**WHAT IS NEEDED:**
Below is the data. Give it again, complete and exact.
:: GIVEN RECORDS ::
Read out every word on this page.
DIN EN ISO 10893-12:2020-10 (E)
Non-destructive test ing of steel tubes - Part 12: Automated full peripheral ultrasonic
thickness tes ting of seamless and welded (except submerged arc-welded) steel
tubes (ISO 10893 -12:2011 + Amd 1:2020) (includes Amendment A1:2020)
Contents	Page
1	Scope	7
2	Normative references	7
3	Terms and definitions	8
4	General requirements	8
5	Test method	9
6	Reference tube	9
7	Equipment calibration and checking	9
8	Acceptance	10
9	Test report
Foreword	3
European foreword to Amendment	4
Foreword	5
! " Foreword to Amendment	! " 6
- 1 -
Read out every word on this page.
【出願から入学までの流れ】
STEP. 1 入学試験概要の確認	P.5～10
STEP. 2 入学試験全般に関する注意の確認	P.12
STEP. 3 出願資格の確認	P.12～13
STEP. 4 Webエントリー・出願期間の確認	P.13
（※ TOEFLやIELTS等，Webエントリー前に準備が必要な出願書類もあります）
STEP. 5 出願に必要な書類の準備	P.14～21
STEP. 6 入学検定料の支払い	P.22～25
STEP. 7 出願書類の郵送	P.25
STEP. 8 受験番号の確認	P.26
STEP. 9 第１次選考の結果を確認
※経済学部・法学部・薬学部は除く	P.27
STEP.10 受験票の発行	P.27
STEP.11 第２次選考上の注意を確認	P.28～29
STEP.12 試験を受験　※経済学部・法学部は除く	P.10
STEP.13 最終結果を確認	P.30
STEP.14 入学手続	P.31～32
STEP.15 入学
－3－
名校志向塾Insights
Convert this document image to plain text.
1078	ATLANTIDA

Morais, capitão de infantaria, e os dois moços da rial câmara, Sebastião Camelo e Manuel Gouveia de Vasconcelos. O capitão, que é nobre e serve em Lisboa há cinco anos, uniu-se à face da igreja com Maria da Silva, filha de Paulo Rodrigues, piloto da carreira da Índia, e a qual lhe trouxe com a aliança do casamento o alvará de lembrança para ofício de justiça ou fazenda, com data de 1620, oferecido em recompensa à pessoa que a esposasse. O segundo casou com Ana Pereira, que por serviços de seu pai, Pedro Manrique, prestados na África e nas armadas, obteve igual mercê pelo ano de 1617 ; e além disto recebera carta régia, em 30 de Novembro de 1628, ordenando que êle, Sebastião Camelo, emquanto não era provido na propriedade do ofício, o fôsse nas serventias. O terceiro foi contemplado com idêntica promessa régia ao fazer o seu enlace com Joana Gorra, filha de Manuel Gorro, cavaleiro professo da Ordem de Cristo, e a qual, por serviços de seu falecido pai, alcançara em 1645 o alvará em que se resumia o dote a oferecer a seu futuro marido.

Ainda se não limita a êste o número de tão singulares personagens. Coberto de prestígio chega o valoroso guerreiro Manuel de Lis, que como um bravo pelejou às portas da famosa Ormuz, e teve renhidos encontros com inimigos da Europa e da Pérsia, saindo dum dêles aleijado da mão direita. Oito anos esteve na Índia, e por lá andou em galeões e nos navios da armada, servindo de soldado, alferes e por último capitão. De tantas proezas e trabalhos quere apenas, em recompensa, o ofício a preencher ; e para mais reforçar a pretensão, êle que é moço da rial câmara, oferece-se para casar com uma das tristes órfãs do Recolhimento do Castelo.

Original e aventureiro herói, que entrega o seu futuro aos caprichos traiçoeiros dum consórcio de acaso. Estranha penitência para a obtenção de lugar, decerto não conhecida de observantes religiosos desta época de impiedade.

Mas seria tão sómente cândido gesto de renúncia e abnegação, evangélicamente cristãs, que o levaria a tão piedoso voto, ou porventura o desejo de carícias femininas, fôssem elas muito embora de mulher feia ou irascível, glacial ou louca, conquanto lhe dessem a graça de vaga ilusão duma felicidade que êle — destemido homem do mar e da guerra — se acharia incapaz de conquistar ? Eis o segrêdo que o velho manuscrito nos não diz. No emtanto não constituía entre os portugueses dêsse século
:::
**EXERCISE RESPONSE:**
Read out every word on this page.
DIN EN ISO 10893-12:2020-10 (E)
Non-destructive test ing of steel tubes - Part 12: Automated full peripheral ultrasonic
thickness tes ting of seamless and welded (except submerged arc-welded) steel
tubes (ISO 10893 -12:2011 + Amd 1:2020) (includes Amendment A1:2020)
Contents	Page
1	Scope	7
2	Normative references	7
3	Terms and definitions	8
4	General requirements	8
5	Test method	9
6	Reference tube	9
7	Equipment calibration and checking	9
8	Acceptance	10
9	Test report
Foreword	3
European foreword to Amendment	4
Foreword	5
! " Foreword to Amendment	! " 6
- 1 -
Read out every word on this page.
【出願から入学までの流れ】
STEP. 1 入学試験概要の確認	P.5～10
STEP. 2 入学試験全般に関する注意の確認	P.12
STEP. 3 出願資格の確認	P.12～13
STEP. 4 Webエントリー・出願期間の確認	P.13
（※ TOEFLやIELTS等，Webエントリー前に準備が必要な出願書類もあります）
STEP. 5 出願に必要な書類の準備	P.14～21
STEP. 6 入学検定料の支払い	P.22～25
STEP. 7 出願書類の郵送	P.25
STEP. 8 受験番号の確認	P.26
STEP. 9 第１次選考の結果を確認
※経済学部・法学部・薬学部は除く	P.27
STEP.10 受験票の発行	P.27
STEP.11 第２次選考上の注意を確認	P.28～29
STEP.12 試験を受験　※経済学部・法学部は除く	P.10
STEP.13 最終結果を確認	P.30
STEP.14 入学手続	P.31～32
STEP.15 入学
－3－
名校志向塾Insights
Convert this document image to plain text.
1078	ATLANTIDA

Morais, capitão de infantaria, e os dois moços da rial câmara, Sebastião Camelo e Manuel Gouveia de Vasconcelos. O capitão, que é nobre e serve em Lisboa há cinco anos, uniu-se à face da igreja com Maria da Silva, filha de Paulo Rodrigues, piloto da carreira da Índia, e a qual lhe trouxe com a aliança do casamento o alvará de lembrança para ofício de justiça ou fazenda, com data de 1620, oferecido em recompensa à pessoa que a esposasse. O segundo casou com Ana Pereira, que por serviços de seu pai, Pedro Manrique, prestados na África e nas armadas, obteve igual mercê pelo ano de 1617 ; e além disto recebera carta régia, em 30 de Novembro de 1628, ordenando que êle, Sebastião Camelo, emquanto não era provido na propriedade do ofício, o fôsse nas serventias. O terceiro foi contemplado com idêntica promessa régia ao fazer o seu enlace com Joana Gorra, filha de Manuel Gorro, cavaleiro professo da Ordem de Cristo, e a qual, por serviços de seu falecido pai, alcançara em 1645 o alvará em que se resumia o dote a oferecer a seu futuro marido.

Ainda se não limita a êste o número de tão singulares personagens. Coberto de prestígio chega o valoroso guerreiro Manuel de Lis, que como um bravo pelejou às portas da famosa Ormuz, e teve renhidos encontros com inimigos da Europa e da Pérsia, saindo dum dêles aleijado da mão direita. Oito anos esteve na Índia, e por lá andou em galeões e nos navios da armada, servindo de soldado, alferes e por último capitão. De tantas proezas e trabalhos quere apenas, em recompensa, o ofício a preencher ; e para mais reforçar a pretensão, êle que é moço da rial câmara, oferece-se para casar com uma das tristes órfãs do Recolhimento do Castelo.

Original e aventureiro herói, que entrega o seu futuro aos caprichos traiçoeiros dum consórcio de acaso. Estranha penitência para a obtenção de lugar, decerto não conhecida de observantes religiosos desta época de impiedade.

Mas seria tão sómente cândido gesto de renúncia e abnegação, evangélicamente cristãs, que o levaria a tão piedoso voto, ou porventura o desejo de carícias femininas, fôssem elas muito embora de mulher feia ou irascível, glacial ou louca, conquanto lhe dessem a graça de vaga ilusão duma felicidade que êle — destemido homem do mar e da guerra — se acharia incapaz de conquistar ? Eis o segrêdo que o velho manuscrito nos não diz. No emtanto não constituía entre os portugueses dêsse século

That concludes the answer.